What the task asks>
Provide the count of lines that hold "Подп" and no other output.

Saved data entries
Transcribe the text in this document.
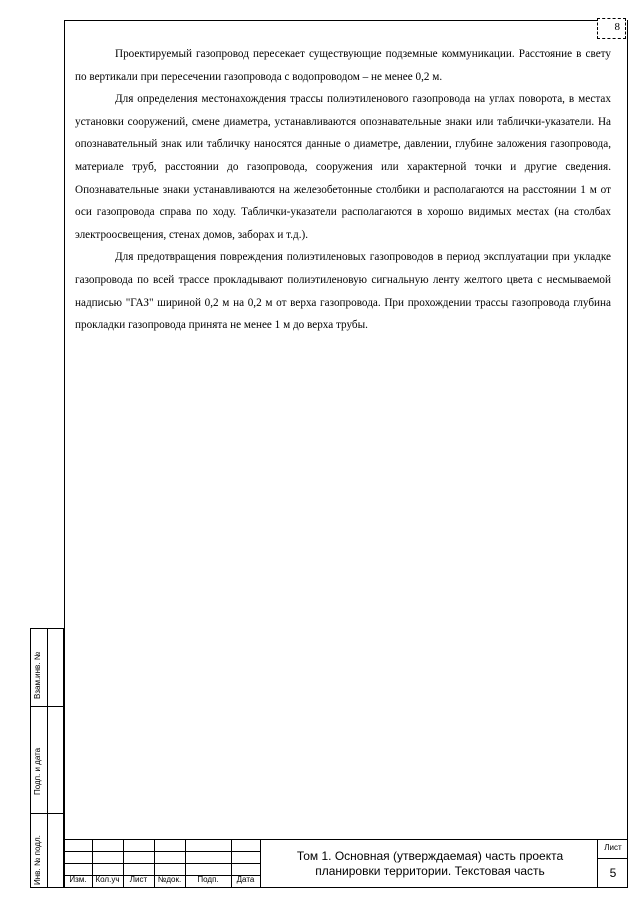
8

Проектируемый газопровод пересекает существующие подземные коммуникации. Расстояние в свету по вертикали при пересечении газопровода с водопроводом – не менее 0,2 м.

Для определения местонахождения трассы полиэтиленового газопровода на углах поворота, в местах установки сооружений, смене диаметра, устанавливаются опознавательные знаки или таблички-указатели. На опознавательный знак или табличку наносятся данные о диаметре, давлении, глубине заложения газопровода, материале труб, расстоянии до газопровода, сооружения или характерной точки и другие сведения. Опознавательные знаки устанавливаются на железобетонные столбики и располагаются на расстоянии 1 м от оси газопровода справа по ходу. Таблички-указатели располагаются в хорошо видимых местах (на столбах электроосвещения, стенах домов, заборах и т.д.).

Для предотвращения повреждения полиэтиленовых газопроводов в период эксплуатации при укладке газопровода по всей трассе прокладывают полиэтиленовую сигнальную ленту желтого цвета с несмываемой надписью "ГАЗ" шириной 0,2 м на 0,2 м от верха газопровода. При прохождении трассы газопровода глубина прокладки газопровода принята не менее 1 м до верха трубы.

Взам.инв. №
Подп. и дата
Инв. № подл.	Изм.	Кол.уч	Лист	№док.	Подп.	Дата
Том 1. Основная (утверждаемая) часть проекта планировки территории. Текстовая часть
Лист
5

Complete output>
2